> [Trecho fornecido]:
· · ·
Santer recebe hoje das mãos de Delors as chaves do seu gabinete em Bruxelas. Passagem de testemunho do visionário que agitou a Europa nos últimos dez anos para o homem tranquilo e pragmático que quer consolidá-la. Motivo para uma entrevista em que o novo presidente da Comissão fala do seu estilo, dos seus propósitos e das suas convicções.
Hoje, em Bruxelas, ao meio-dia em ponto, o francês Jacques Delors entrega formalmente as chaves do seu gabinete ao luxemburguês Jacques Santer, para que as utilize nos próximos cinco anos. O grande visionário da Europa cederá o passo a um homem pragmático e experiente, dedicado à causa europeia, disposto a governar a nova Comissão de forma colegial e a trabalhar através do consenso com os 15 Estados-membros da União Europeia.
Nada melhor do que uma entrevista ao homem que, a partir de hoje, é o novo presidente da Comissão de Bruxelas para tentar compreender como será este início de uma nova era na vida do executivo comunitário, agora alargado a 20 comissários, com a adesão da Finlândia, Suécia e Áustria.
Santer tem o azar de suceder a um homem cuja personalidade e visão dominaram a Europa nos últimos dez anos. Mas parece ter a inteligência de assumir abertamente que é outro o seu estilo e, eventualmente, o seu papel. Delors lançou a Comunidade numa nova era. Cabe a Santer, em primeiro lugar, a tarefa de consolidar os ganhos e adaptar as estruturas.
· · ·
> [Informações fornecidas]:

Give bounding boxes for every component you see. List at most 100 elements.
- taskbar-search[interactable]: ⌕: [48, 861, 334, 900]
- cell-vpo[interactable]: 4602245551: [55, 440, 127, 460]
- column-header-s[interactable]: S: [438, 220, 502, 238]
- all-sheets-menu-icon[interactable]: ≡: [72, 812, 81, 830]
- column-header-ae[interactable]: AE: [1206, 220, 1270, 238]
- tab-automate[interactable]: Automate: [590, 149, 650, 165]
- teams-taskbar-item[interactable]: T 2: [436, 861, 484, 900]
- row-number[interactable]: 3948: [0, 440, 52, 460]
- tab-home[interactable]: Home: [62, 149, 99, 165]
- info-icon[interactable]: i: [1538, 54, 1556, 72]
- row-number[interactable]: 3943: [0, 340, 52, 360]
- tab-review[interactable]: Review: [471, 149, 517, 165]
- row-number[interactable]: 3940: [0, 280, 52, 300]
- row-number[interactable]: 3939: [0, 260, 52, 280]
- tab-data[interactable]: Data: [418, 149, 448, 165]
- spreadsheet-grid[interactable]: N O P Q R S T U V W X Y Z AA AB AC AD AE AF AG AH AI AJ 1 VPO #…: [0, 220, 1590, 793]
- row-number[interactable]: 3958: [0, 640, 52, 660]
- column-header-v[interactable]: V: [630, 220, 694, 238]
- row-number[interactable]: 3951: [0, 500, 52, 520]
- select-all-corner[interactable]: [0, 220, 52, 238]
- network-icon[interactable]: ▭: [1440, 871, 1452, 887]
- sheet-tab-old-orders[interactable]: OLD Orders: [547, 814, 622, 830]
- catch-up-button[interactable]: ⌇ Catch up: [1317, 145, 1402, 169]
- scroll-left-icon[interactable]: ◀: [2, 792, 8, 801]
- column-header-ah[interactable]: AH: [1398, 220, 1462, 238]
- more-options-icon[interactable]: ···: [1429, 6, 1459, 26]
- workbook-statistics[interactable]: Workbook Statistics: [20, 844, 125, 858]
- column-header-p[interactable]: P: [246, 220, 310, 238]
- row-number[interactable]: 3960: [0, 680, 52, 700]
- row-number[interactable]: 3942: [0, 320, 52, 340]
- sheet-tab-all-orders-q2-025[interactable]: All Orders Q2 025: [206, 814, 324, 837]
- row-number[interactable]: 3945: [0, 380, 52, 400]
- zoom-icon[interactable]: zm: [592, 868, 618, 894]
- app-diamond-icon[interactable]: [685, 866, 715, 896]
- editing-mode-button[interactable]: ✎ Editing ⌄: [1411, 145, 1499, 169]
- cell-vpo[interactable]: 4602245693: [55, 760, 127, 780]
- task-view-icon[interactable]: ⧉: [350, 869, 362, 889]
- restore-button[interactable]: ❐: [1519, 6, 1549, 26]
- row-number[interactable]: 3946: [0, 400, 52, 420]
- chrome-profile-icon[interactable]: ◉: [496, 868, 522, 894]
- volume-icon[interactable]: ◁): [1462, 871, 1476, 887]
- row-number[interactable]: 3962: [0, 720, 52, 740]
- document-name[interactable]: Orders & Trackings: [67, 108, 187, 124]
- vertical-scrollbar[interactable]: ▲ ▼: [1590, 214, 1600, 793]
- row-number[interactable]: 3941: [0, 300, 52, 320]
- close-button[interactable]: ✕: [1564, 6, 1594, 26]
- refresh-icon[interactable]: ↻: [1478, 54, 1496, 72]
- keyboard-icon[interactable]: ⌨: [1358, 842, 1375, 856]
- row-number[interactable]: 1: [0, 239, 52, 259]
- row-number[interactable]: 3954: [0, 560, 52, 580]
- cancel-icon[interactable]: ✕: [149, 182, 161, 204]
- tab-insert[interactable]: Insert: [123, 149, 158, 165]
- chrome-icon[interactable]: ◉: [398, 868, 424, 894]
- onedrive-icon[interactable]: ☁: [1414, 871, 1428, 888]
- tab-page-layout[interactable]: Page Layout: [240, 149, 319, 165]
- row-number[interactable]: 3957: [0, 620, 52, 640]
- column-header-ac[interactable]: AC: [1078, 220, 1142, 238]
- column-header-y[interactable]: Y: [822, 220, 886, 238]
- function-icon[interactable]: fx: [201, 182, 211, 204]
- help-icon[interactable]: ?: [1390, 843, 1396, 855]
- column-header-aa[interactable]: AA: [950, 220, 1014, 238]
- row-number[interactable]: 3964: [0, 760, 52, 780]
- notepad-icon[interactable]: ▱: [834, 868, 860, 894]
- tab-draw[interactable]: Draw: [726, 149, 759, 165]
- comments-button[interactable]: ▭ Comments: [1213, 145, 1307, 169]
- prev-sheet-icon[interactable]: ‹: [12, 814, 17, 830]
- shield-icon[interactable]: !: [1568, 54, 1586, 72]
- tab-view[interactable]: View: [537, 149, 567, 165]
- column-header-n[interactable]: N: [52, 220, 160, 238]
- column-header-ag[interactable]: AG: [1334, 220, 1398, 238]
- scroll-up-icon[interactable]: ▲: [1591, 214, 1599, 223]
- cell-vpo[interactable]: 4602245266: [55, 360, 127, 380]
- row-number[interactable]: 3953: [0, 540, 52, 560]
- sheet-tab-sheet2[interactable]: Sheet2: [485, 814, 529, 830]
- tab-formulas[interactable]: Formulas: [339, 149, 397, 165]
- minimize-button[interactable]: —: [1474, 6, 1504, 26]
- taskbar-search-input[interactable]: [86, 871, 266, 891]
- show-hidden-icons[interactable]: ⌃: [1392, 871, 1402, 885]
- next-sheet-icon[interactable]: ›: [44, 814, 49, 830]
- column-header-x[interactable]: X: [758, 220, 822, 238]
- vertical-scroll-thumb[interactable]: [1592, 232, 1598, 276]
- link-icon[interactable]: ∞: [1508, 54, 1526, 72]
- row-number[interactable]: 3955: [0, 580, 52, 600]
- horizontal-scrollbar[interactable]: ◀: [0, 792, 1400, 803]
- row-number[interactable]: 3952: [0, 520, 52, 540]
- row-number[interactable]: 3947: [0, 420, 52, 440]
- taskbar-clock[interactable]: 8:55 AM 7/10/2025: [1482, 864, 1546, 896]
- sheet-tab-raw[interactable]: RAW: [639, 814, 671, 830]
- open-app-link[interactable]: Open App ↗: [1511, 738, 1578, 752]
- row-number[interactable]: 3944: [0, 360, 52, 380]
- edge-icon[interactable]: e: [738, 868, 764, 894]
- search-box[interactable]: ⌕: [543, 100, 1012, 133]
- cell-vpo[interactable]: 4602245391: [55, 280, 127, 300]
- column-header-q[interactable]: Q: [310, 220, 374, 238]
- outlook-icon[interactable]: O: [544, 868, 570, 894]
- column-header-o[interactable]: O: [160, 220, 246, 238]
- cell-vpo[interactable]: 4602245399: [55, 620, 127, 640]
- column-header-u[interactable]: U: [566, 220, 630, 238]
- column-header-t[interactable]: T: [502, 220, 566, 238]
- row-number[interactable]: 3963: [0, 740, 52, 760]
· · ·
> [Tarefa curta 1]:
Reproduza literalmente o trecho fornecido, desde "Hoje, em Bruxelas, ao" até "da União Europeia.".
> [Tarefa curta 2]:
Passe para o inglês esta frase do trecho fornecido: "Santer tem o azar de suceder a um homem cuja personalidade e visão dominaram a Europa nos últimos dez anos."
Nenhuma das tarefas depende dos itens.

> [Resposta completa 1]:
Hoje, em Bruxelas, ao meio-dia em ponto, o francês Jacques Delors entrega formalmente as chaves do seu gabinete ao luxemburguês Jacques Santer, para que as utilize nos próximos cinco anos. O grande visionário da Europa cederá o passo a um homem pragmático e experiente, dedicado à causa europeia, disposto a governar a nova Comissão de forma colegial e a trabalhar através do consenso com os 15 Estados-membros da União Europeia.

> [Resposta completa 2]:
Santer has the misfortune of succeeding a man whose personality and vision dominated Europe over the last ten years.